### What to work on:
Report how many lines in the listing below include the word "watermark". Write nothing besides the number.

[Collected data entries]
·····

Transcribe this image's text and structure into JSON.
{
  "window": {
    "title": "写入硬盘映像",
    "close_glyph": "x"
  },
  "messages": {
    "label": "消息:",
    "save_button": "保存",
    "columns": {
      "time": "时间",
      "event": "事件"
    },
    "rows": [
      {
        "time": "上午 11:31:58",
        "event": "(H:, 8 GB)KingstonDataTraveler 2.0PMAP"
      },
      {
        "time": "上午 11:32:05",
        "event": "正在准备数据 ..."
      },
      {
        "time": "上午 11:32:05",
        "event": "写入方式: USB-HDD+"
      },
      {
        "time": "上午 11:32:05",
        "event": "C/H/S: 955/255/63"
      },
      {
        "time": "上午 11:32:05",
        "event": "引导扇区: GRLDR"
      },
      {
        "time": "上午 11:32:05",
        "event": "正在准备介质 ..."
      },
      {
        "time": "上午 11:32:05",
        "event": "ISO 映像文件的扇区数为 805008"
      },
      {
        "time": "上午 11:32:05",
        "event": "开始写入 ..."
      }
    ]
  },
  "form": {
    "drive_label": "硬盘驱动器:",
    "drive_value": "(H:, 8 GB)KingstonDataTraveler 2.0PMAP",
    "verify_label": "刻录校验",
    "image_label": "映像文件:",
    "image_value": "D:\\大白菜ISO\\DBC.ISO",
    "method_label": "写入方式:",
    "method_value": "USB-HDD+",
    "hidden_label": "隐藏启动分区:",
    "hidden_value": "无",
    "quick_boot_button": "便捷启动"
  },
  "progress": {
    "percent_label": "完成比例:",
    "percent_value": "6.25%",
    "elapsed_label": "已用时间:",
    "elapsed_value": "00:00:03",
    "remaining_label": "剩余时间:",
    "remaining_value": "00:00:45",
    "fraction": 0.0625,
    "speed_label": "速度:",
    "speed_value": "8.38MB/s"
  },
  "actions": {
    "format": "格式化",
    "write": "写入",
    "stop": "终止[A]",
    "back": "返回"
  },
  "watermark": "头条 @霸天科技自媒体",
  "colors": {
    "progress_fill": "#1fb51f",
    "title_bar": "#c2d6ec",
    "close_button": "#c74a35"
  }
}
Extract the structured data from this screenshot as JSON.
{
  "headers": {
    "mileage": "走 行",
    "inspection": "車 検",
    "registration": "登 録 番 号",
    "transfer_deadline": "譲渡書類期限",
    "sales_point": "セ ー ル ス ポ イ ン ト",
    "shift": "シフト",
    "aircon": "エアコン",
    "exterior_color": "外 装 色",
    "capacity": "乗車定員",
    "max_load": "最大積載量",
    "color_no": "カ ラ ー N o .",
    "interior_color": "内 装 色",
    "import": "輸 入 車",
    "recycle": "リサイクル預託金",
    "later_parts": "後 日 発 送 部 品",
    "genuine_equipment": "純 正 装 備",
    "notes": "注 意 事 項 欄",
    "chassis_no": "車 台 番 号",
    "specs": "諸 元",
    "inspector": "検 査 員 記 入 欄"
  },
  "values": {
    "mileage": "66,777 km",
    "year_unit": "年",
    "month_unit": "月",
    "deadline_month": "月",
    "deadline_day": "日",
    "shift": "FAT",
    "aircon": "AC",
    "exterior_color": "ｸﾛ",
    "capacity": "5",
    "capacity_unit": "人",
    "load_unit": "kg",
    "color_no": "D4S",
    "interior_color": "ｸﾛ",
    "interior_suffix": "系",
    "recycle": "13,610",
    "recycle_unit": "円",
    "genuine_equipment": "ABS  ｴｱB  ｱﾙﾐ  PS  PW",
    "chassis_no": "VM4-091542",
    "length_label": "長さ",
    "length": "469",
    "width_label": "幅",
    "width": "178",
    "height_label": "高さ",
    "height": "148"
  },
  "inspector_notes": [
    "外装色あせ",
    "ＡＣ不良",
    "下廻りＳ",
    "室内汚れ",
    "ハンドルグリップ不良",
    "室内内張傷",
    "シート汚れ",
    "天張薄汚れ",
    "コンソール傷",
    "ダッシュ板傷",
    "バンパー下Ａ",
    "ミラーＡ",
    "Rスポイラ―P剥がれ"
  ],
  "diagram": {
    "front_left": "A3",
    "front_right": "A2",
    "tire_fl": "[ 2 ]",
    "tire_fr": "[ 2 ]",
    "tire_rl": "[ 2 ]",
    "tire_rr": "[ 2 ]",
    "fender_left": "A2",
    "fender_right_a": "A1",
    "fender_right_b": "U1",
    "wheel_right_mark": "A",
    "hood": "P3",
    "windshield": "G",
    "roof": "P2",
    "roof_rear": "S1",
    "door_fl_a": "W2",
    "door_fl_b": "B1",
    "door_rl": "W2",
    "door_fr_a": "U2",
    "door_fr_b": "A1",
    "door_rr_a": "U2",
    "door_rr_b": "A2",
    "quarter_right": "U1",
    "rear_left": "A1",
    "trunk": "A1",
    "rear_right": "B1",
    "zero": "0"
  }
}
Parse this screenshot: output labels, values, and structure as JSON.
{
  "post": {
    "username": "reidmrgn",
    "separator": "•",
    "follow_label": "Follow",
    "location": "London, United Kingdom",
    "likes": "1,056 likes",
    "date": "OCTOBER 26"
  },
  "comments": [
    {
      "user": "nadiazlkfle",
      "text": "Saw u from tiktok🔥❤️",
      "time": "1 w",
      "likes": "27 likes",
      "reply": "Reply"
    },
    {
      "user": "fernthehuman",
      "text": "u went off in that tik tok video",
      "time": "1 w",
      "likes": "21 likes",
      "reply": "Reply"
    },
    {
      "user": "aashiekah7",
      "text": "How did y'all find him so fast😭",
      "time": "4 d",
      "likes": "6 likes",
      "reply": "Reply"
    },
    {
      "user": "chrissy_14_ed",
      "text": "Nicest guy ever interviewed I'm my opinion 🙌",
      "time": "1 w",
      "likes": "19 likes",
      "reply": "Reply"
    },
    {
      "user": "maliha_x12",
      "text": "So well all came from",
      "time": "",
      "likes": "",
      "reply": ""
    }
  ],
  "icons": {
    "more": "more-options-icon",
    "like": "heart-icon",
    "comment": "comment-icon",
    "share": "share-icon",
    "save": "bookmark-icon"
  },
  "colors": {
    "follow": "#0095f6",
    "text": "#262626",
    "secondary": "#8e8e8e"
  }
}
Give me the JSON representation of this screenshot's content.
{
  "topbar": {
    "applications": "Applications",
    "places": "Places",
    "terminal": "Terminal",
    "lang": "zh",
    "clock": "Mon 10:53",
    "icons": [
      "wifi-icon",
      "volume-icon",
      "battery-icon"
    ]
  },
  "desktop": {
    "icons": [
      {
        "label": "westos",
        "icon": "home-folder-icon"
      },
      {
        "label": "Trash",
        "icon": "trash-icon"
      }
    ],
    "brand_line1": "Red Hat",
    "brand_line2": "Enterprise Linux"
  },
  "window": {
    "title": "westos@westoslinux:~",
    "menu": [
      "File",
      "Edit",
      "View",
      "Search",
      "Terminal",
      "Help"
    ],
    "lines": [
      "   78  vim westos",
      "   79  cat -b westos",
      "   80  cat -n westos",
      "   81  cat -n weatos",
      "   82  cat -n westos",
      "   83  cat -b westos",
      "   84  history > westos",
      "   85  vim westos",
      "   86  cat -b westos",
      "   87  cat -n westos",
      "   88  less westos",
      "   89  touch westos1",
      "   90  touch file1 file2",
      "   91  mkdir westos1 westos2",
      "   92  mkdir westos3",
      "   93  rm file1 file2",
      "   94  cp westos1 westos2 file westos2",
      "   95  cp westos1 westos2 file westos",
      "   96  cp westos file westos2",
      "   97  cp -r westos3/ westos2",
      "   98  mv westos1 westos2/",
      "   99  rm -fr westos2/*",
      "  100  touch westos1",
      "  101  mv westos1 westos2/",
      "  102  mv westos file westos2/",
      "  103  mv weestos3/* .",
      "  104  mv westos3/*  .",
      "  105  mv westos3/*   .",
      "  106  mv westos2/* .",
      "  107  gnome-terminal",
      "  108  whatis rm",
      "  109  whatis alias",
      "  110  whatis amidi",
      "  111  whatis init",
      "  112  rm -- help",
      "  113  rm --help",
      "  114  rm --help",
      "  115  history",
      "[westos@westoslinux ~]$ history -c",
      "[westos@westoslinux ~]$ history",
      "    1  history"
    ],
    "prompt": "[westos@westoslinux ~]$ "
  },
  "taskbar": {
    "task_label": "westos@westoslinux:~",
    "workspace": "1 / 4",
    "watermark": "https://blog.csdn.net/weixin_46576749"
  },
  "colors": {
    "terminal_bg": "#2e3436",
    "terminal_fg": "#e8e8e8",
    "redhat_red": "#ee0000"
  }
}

·····

### Result of the task:
2